● **SELECTION**
═══
But Mr. Cho said despite the Hyundai group's growth -- some of it at the expense of the Japanese, affected by last year's tsunami and earthquake -- he hears footsteps. "The Chinese, the Indian players, will be a threat to us in three years, in five years," he said. "We can still make a lot of improvements."

"Modern premium is a very serious subject around here," Mr. Sanfilippo said. "We're not the only [automaker] that wants to succeed up-market. That's where the margins are."

Hyundai has been leaning in this direction for several years. In late 2010 it fired its first volley into luxury car sweeps with the $60,000 Equus, designed to compete with Lexus and Acura and ruffle feathers at BMW. Its tagline was "New Thinking, New Possibilities." Mr. Cho insists that the car met sales targets, though according to Automotive News data, only 3,193 models were sold in the U.S. last year.

The company also pursued an attainable-luxury position for Sonata last year with a TV spot that showed cops eating caviar on their squad car and kids playing with a Louis Vuitton basketball. (That image got Hyundai in hot water with the design group for using the logo without permission.)

But the new push is more ambitious in trying to encompass the brand.

"It's a delicate dance they're doing," said Peter DeLorenzo, an industry maven who writes The Autoextremist blog. "The Koreans are always hungry to be somewhere they're not, and this is where they get in trouble. The Equus is a nice car, but it hasn't made substantial inroads in that market. The brand's consideration level is high, and they should try to maintain that."

A reinvention wouldn't be Hyundai's first reversal of fortune. Under Joel Ewanick, marketing chief from 2006 to 2010, and Goodby Silverstein & Partners, the brand launched its "Think About It "campaign, which stressed Hyundai's price, fuel economy and long warranties.

Recently hired VP-Marketing Steve Shannon is overseeing spending now. The Hyundai brand was supported with $233.1 million in measured media from January through October of last year, according to Kantar Media. Hyundai Motor America bought two spots during NBC's coming Super Bowl broadcast, as well as a 60-second commercial before the kickoff. Speculation is that at least one of the ads will focus on Hyundai's workforce in Alabama.
═══
● **PROBLEM STATEMENT**
Print the passage of the Hyundai article starting at "Hyundai has been" and ending at "encompass the brand.".

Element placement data
═══
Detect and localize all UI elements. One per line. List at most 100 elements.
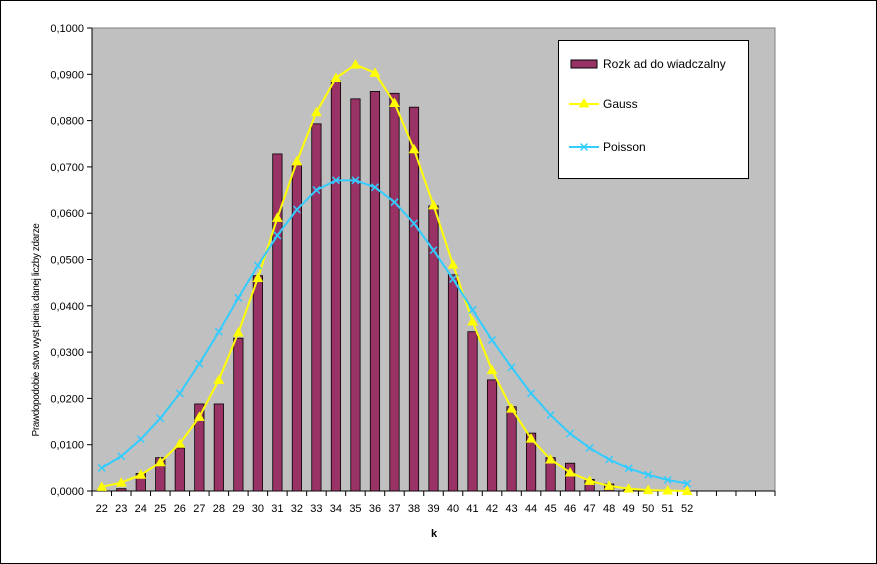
x-marker — [97, 463, 106, 472]
triangle-marker — [213, 374, 225, 384]
x-marker — [253, 261, 262, 270]
x-tick-label: 49 — [623, 503, 635, 515]
x-marker — [175, 389, 184, 398]
x-tick-label: 29 — [232, 503, 244, 515]
x-marker — [292, 205, 301, 214]
x-marker — [468, 305, 477, 314]
x-tick-label: 30 — [252, 503, 264, 515]
legend-label: Gauss — [603, 97, 638, 111]
x-marker — [312, 186, 321, 195]
x-tick-label: 45 — [544, 503, 556, 515]
triangle-marker — [330, 72, 342, 83]
triangle-marker — [272, 212, 283, 222]
x-tick-label: 52 — [681, 503, 693, 515]
triangle-marker — [154, 456, 166, 467]
y-axis-title: Prawdopodobie stwo wyst pienia danej lic… — [31, 223, 42, 437]
x-marker — [663, 475, 672, 484]
x-marker — [214, 327, 223, 336]
y-tick-label: 0,0800 — [50, 116, 84, 128]
legend: Rozk ad do wiadczalny Gauss Poisson — [558, 40, 749, 179]
x-tick-label: 33 — [310, 503, 322, 515]
x-tick-label: 28 — [213, 503, 225, 515]
x-marker — [273, 231, 282, 240]
bar — [116, 488, 127, 492]
triangle-marker — [486, 364, 498, 375]
x-marker — [331, 176, 340, 185]
x-tick-label: 40 — [447, 503, 459, 515]
y-tick-label: 0,0300 — [50, 347, 84, 359]
bar — [252, 275, 263, 492]
x-marker — [351, 176, 360, 185]
x-tick-label: 46 — [564, 503, 576, 515]
x-marker — [507, 363, 516, 372]
y-tick-label: 0,0200 — [50, 393, 84, 405]
bar — [194, 403, 205, 492]
x-tick-label: 48 — [603, 503, 615, 515]
triangle-marker — [389, 97, 400, 108]
y-tick-label: 0,0700 — [50, 162, 84, 174]
bar — [369, 91, 381, 492]
bar — [311, 123, 322, 492]
bar — [272, 153, 283, 492]
triangle-marker — [193, 411, 205, 421]
x-tick-label: 37 — [388, 503, 400, 515]
legend-label: Poisson — [603, 140, 646, 154]
x-tick-label: 34 — [330, 503, 342, 515]
x-tick-label: 38 — [408, 503, 420, 515]
triangle-marker — [584, 475, 595, 485]
bar — [389, 92, 400, 492]
x-tick-label: 24 — [135, 503, 147, 515]
triangle-marker — [447, 259, 459, 269]
series-gauss — [96, 59, 693, 495]
triangle-marker — [369, 67, 381, 77]
triangle-marker — [467, 316, 478, 326]
y-tick-label: 0,0500 — [50, 255, 84, 267]
x-axis: 22 23 24 25 26 27 28 29 30 31 32 33 34 35 36 37 38 39 40 41… — [91, 490, 776, 515]
x-tick-label: 51 — [662, 503, 674, 515]
bar — [233, 337, 244, 492]
triangle-marker — [603, 480, 615, 490]
x-tick-label: 25 — [154, 503, 166, 515]
triangle-marker — [408, 143, 420, 154]
legend-item-gauss: Gauss — [569, 96, 638, 112]
triangle-marker — [350, 59, 361, 69]
triangle-marker — [642, 484, 654, 495]
x-marker — [546, 411, 555, 420]
x-tick-label: 31 — [271, 503, 283, 515]
x-tick-label: 44 — [525, 503, 537, 515]
x-marker-icon — [569, 140, 599, 154]
triangle-marker — [681, 485, 693, 495]
x-axis-title: k — [431, 528, 438, 540]
x-marker — [488, 336, 497, 345]
triangle-marker — [506, 403, 517, 413]
bar-swatch-icon — [569, 57, 599, 71]
triangle-marker — [174, 438, 186, 448]
x-marker — [624, 464, 633, 473]
x-marker — [234, 293, 243, 302]
x-tick-label: 26 — [174, 503, 186, 515]
triangle-marker — [96, 481, 108, 491]
x-marker — [195, 359, 204, 368]
y-tick-label: 0,0000 — [50, 486, 84, 498]
triangle-marker — [233, 327, 244, 337]
bar — [506, 406, 517, 492]
triangle-marker — [662, 485, 674, 495]
x-tick-label: 47 — [583, 503, 595, 515]
y-tick-label: 0,0600 — [50, 208, 84, 220]
triangle-marker — [623, 483, 634, 493]
x-tick-label: 50 — [642, 503, 654, 515]
bar — [486, 379, 498, 492]
triangle-marker — [525, 433, 537, 443]
x-marker — [527, 389, 536, 398]
triangle-marker — [115, 477, 127, 487]
y-tick-label: 0,0100 — [50, 440, 84, 452]
bar — [213, 403, 224, 492]
legend-label: Rozk ad do wiadczalny — [603, 57, 726, 71]
x-tick-label: 35 — [349, 503, 361, 515]
y-tick-label: 0,1000 — [50, 23, 84, 35]
series-poisson — [97, 176, 692, 488]
legend-item-rozklad: Rozk ad do wiadczalny — [569, 56, 726, 72]
x-marker — [585, 443, 594, 452]
bar — [467, 331, 478, 492]
x-marker — [156, 414, 165, 423]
═══
● **OUTPUT FOR THIS TASK**
Hyundai has been leaning in this direction for several years. In late 2010 it fired its first volley into luxury car sweeps with the $60,000 Equus, designed to compete with Lexus and Acura and ruffle feathers at BMW. Its tagline was "New Thinking, New Possibilities." Mr. Cho insists that the car met sales targets, though according to Automotive News data, only 3,193 models were sold in the U.S. last year.

The company also pursued an attainable-luxury position for Sonata last year with a TV spot that showed cops eating caviar on their squad car and kids playing with a Louis Vuitton basketball. (That image got Hyundai in hot water with the design group for using the logo without permission.)

But the new push is more ambitious in trying to encompass the brand.